- [RECORD EXTRACTS]:
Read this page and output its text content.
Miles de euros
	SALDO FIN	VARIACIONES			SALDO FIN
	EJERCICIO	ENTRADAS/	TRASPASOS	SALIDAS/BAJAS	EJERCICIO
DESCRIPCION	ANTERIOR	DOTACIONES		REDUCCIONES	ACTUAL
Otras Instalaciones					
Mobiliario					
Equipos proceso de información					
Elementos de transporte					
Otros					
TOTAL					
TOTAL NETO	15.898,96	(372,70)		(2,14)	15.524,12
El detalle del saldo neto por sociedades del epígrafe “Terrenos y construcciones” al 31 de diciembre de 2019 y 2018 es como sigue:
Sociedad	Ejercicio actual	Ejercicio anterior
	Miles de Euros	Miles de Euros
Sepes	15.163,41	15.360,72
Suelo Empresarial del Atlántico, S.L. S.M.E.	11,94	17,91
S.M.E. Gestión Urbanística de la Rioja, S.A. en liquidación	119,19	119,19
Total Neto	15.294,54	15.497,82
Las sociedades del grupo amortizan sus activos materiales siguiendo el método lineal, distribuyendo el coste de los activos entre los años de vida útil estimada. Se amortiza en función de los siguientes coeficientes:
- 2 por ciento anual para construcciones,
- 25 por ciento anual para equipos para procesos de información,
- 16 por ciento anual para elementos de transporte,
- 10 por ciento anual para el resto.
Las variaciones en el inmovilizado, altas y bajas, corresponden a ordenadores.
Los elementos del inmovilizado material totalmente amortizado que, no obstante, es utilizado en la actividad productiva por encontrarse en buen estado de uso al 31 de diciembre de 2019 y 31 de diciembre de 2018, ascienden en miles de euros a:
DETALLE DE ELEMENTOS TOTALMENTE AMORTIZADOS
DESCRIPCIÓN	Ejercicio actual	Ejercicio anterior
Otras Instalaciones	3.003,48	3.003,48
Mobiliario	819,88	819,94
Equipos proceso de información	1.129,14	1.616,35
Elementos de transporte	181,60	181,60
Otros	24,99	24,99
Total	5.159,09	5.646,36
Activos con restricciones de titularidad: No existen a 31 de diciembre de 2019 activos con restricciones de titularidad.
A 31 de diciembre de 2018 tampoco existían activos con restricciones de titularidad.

==

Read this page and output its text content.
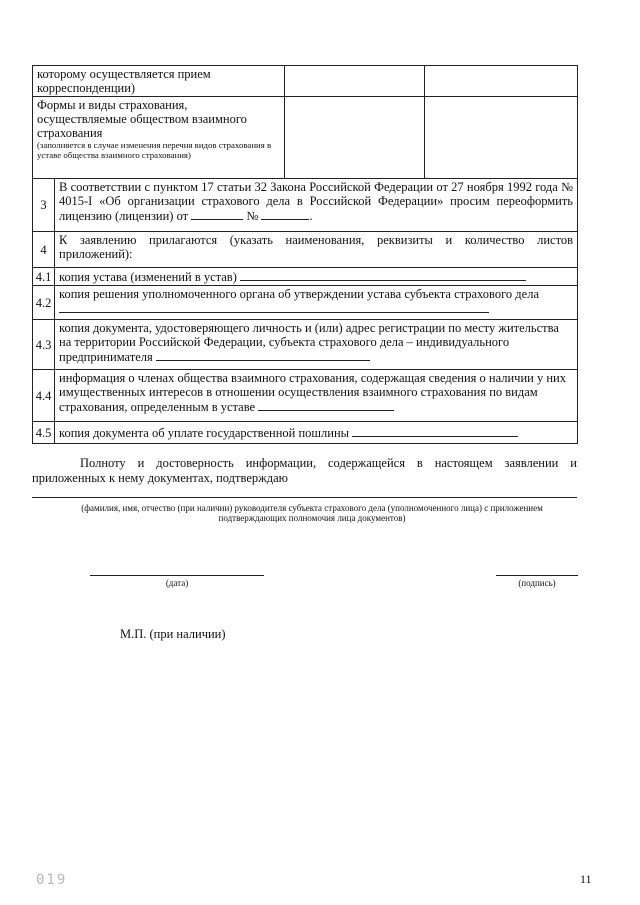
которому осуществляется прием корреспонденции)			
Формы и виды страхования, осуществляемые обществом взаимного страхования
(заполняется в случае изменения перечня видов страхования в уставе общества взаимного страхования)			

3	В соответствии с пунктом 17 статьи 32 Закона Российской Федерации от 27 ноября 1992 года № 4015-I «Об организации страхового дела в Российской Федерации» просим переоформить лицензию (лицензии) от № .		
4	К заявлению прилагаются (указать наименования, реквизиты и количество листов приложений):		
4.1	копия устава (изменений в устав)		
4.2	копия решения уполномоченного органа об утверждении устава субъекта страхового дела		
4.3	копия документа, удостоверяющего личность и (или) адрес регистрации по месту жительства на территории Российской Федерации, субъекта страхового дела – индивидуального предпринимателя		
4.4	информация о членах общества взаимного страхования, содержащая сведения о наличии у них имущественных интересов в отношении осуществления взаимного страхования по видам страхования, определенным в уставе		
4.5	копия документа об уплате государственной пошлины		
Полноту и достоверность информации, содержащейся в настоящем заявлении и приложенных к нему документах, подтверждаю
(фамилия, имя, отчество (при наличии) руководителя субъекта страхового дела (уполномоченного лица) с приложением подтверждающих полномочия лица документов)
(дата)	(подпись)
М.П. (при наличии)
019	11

- [YOUR INSTRUCTIONS]: Copy each line above containing the string "para".

- [ANSWER TO THE EXERCISE]:
- 2 por ciento anual para construcciones,
- 25 por ciento anual para equipos para procesos de información,
- 16 por ciento anual para elementos de transporte,
- 10 por ciento anual para el resto.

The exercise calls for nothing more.